---- Stored records

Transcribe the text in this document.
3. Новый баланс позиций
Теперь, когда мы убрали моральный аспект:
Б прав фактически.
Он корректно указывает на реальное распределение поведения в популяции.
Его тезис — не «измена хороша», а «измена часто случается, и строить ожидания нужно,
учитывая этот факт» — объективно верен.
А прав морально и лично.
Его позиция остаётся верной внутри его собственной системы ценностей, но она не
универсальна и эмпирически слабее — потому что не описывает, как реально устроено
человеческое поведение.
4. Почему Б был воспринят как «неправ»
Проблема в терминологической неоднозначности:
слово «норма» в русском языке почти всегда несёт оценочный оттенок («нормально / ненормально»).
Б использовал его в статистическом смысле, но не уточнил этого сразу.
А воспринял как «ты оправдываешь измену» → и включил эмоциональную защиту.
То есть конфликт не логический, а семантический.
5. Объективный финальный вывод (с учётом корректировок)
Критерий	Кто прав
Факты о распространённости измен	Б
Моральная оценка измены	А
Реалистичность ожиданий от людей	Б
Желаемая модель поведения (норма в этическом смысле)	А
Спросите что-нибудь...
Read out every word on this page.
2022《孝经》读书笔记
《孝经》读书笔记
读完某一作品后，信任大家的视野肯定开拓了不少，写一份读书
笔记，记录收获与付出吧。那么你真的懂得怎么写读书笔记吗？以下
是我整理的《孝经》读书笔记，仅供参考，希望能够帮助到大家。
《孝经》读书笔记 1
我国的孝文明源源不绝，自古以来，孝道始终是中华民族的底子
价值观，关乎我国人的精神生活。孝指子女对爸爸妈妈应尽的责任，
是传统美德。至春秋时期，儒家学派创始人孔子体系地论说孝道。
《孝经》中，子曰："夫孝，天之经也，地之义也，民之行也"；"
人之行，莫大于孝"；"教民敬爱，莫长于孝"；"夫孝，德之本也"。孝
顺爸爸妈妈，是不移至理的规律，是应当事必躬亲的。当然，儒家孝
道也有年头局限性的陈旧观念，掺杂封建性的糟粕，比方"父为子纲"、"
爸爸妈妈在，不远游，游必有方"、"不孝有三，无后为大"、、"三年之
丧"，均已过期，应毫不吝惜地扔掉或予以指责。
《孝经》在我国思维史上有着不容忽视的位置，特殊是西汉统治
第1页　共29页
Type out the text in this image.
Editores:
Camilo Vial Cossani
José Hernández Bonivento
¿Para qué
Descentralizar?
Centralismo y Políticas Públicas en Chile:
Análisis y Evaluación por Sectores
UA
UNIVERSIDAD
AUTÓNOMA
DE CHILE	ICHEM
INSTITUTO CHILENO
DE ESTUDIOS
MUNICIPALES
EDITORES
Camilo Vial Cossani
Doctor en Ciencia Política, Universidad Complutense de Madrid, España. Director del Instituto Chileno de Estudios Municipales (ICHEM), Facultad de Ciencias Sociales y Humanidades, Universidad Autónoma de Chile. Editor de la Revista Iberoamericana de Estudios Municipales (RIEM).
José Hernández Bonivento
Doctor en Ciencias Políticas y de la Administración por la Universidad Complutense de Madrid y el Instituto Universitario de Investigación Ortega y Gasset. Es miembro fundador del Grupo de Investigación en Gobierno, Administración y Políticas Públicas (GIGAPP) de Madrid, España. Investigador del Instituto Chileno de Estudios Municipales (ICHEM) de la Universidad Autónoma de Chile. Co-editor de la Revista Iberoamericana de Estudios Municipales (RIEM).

--------

#### Request:
All of the data needs to be reproduced exactly, with no line missing.

#### Result:
Transcribe the text in this document.
3. Новый баланс позиций
Теперь, когда мы убрали моральный аспект:
Б прав фактически.
Он корректно указывает на реальное распределение поведения в популяции.
Его тезис — не «измена хороша», а «измена часто случается, и строить ожидания нужно,
учитывая этот факт» — объективно верен.
А прав морально и лично.
Его позиция остаётся верной внутри его собственной системы ценностей, но она не
универсальна и эмпирически слабее — потому что не описывает, как реально устроено
человеческое поведение.
4. Почему Б был воспринят как «неправ»
Проблема в терминологической неоднозначности:
слово «норма» в русском языке почти всегда несёт оценочный оттенок («нормально / ненормально»).
Б использовал его в статистическом смысле, но не уточнил этого сразу.
А воспринял как «ты оправдываешь измену» → и включил эмоциональную защиту.
То есть конфликт не логический, а семантический.
5. Объективный финальный вывод (с учётом корректировок)
Критерий	Кто прав
Факты о распространённости измен	Б
Моральная оценка измены	А
Реалистичность ожиданий от людей	Б
Желаемая модель поведения (норма в этическом смысле)	А
Спросите что-нибудь...
Read out every word on this page.
2022《孝经》读书笔记
《孝经》读书笔记
读完某一作品后，信任大家的视野肯定开拓了不少，写一份读书
笔记，记录收获与付出吧。那么你真的懂得怎么写读书笔记吗？以下
是我整理的《孝经》读书笔记，仅供参考，希望能够帮助到大家。
《孝经》读书笔记 1
我国的孝文明源源不绝，自古以来，孝道始终是中华民族的底子
价值观，关乎我国人的精神生活。孝指子女对爸爸妈妈应尽的责任，
是传统美德。至春秋时期，儒家学派创始人孔子体系地论说孝道。
《孝经》中，子曰："夫孝，天之经也，地之义也，民之行也"；"
人之行，莫大于孝"；"教民敬爱，莫长于孝"；"夫孝，德之本也"。孝
顺爸爸妈妈，是不移至理的规律，是应当事必躬亲的。当然，儒家孝
道也有年头局限性的陈旧观念，掺杂封建性的糟粕，比方"父为子纲"、"
爸爸妈妈在，不远游，游必有方"、"不孝有三，无后为大"、、"三年之
丧"，均已过期，应毫不吝惜地扔掉或予以指责。
《孝经》在我国思维史上有着不容忽视的位置，特殊是西汉统治
第1页　共29页
Type out the text in this image.
Editores:
Camilo Vial Cossani
José Hernández Bonivento
¿Para qué
Descentralizar?
Centralismo y Políticas Públicas en Chile:
Análisis y Evaluación por Sectores
UA
UNIVERSIDAD
AUTÓNOMA
DE CHILE	ICHEM
INSTITUTO CHILENO
DE ESTUDIOS
MUNICIPALES
EDITORES
Camilo Vial Cossani
Doctor en Ciencia Política, Universidad Complutense de Madrid, España. Director del Instituto Chileno de Estudios Municipales (ICHEM), Facultad de Ciencias Sociales y Humanidades, Universidad Autónoma de Chile. Editor de la Revista Iberoamericana de Estudios Municipales (RIEM).
José Hernández Bonivento
Doctor en Ciencias Políticas y de la Administración por la Universidad Complutense de Madrid y el Instituto Universitario de Investigación Ortega y Gasset. Es miembro fundador del Grupo de Investigación en Gobierno, Administración y Políticas Públicas (GIGAPP) de Madrid, España. Investigador del Instituto Chileno de Estudios Municipales (ICHEM) de la Universidad Autónoma de Chile. Co-editor de la Revista Iberoamericana de Estudios Municipales (RIEM).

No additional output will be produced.